• Exercise instructions:
Gather all lines with "title" from the records.

• Input records:
[START]

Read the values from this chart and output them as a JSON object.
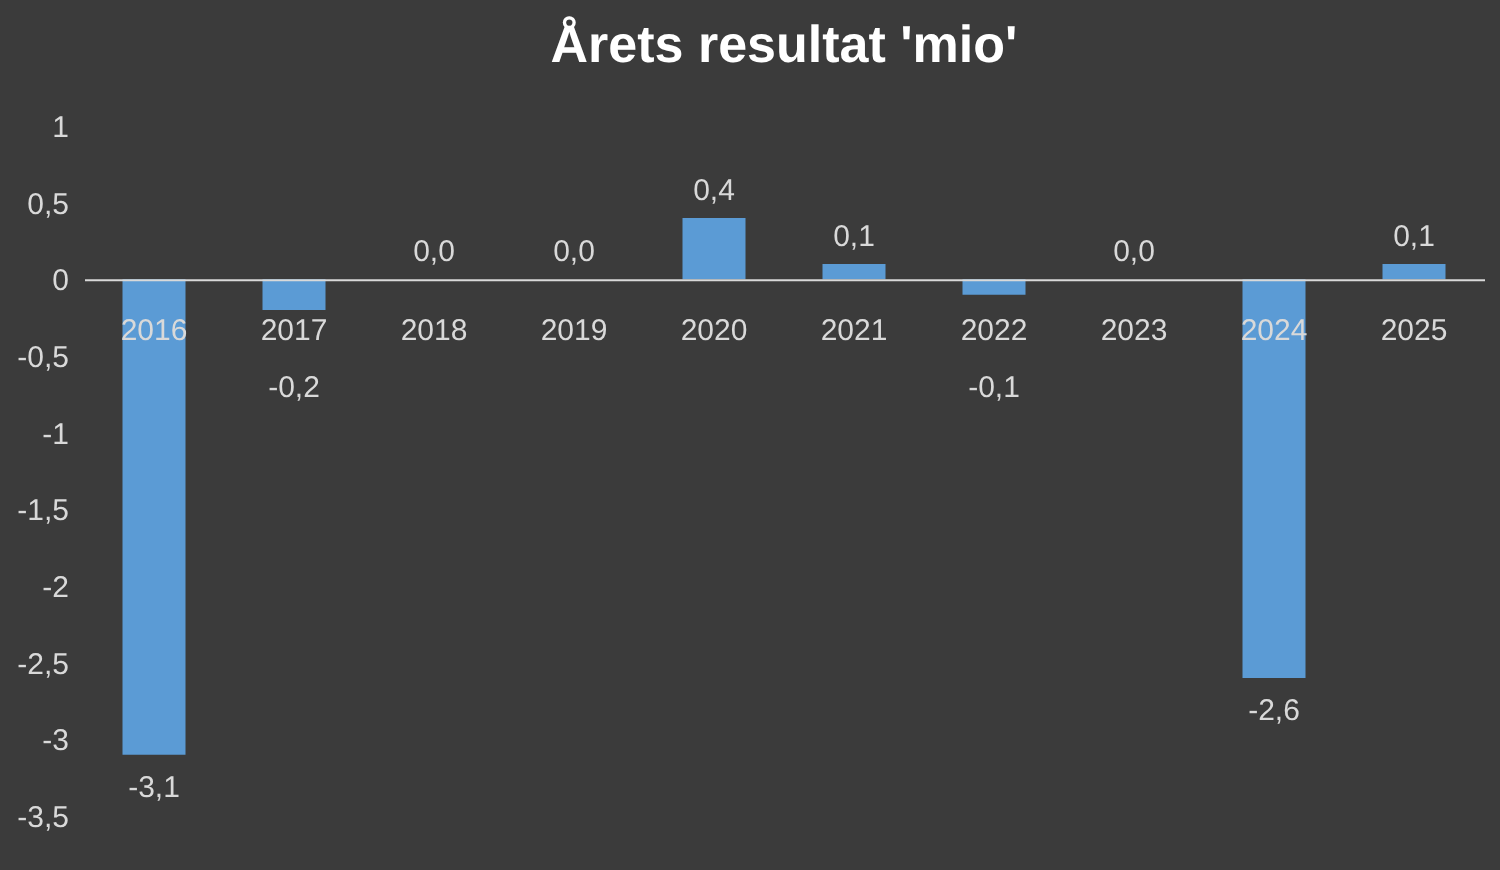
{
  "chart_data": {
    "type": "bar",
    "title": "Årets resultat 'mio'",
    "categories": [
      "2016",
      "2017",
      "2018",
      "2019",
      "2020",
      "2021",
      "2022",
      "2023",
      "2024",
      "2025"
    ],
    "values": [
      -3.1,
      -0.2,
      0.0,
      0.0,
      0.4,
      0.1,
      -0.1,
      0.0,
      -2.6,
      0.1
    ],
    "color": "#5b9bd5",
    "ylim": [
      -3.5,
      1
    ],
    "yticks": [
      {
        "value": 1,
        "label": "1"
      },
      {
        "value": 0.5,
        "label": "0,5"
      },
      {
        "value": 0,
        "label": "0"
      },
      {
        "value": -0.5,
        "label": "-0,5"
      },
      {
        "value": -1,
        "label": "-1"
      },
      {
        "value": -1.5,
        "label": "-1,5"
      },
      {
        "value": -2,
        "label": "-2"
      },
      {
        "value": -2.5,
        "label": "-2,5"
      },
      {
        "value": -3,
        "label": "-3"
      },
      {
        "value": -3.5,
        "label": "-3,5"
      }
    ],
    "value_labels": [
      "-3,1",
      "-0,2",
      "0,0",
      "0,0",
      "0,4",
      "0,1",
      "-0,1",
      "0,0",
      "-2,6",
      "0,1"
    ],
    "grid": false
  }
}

[END]
[START]

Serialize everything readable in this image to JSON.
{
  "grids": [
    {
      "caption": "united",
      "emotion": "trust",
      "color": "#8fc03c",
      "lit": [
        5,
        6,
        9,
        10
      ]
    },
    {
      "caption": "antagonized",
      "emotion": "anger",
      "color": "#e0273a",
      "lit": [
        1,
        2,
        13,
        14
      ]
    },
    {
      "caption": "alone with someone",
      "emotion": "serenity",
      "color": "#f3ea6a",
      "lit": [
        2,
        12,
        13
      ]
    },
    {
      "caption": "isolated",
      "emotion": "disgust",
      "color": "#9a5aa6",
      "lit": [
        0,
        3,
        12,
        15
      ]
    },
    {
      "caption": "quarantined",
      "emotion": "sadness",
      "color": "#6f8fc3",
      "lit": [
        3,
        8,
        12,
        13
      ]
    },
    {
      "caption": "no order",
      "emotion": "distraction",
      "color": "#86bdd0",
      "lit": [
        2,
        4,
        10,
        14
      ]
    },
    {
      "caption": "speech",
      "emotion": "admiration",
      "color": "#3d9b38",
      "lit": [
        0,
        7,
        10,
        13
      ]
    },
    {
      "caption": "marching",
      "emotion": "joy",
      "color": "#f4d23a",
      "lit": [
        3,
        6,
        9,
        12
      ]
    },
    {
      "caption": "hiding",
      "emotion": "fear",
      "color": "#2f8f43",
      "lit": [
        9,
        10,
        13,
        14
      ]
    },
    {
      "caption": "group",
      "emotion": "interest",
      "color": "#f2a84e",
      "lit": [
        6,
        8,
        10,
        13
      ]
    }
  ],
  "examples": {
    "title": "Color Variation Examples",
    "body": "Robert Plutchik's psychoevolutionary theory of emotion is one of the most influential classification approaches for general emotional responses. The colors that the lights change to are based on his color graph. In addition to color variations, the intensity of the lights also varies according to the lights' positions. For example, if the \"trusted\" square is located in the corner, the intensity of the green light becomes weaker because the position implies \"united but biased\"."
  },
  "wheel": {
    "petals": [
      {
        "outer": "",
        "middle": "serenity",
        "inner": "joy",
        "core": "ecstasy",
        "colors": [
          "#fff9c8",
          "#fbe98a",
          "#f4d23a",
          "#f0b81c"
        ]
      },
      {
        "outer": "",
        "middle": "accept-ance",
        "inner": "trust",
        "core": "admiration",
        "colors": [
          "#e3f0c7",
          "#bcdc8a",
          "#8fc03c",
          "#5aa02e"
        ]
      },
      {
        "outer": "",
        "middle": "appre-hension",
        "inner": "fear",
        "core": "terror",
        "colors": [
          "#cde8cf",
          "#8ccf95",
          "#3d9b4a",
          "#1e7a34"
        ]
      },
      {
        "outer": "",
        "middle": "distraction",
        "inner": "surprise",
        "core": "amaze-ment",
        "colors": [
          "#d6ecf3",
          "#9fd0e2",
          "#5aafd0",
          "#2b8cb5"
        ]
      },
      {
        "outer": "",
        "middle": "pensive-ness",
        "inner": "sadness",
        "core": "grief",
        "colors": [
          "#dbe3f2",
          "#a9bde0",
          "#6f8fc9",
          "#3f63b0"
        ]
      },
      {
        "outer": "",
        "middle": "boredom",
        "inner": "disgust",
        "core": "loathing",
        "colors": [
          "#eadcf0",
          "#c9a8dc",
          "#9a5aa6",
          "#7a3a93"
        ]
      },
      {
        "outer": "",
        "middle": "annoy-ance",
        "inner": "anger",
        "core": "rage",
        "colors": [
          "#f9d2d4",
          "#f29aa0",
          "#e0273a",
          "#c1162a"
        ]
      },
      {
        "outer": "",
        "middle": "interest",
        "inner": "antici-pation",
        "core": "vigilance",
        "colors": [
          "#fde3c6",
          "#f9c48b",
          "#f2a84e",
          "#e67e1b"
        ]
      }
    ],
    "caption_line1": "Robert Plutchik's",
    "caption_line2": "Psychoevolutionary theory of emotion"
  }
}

[END]

• Solution:
    "title": "Årets resultat 'mio'",
    "title": "Color Variation Examples",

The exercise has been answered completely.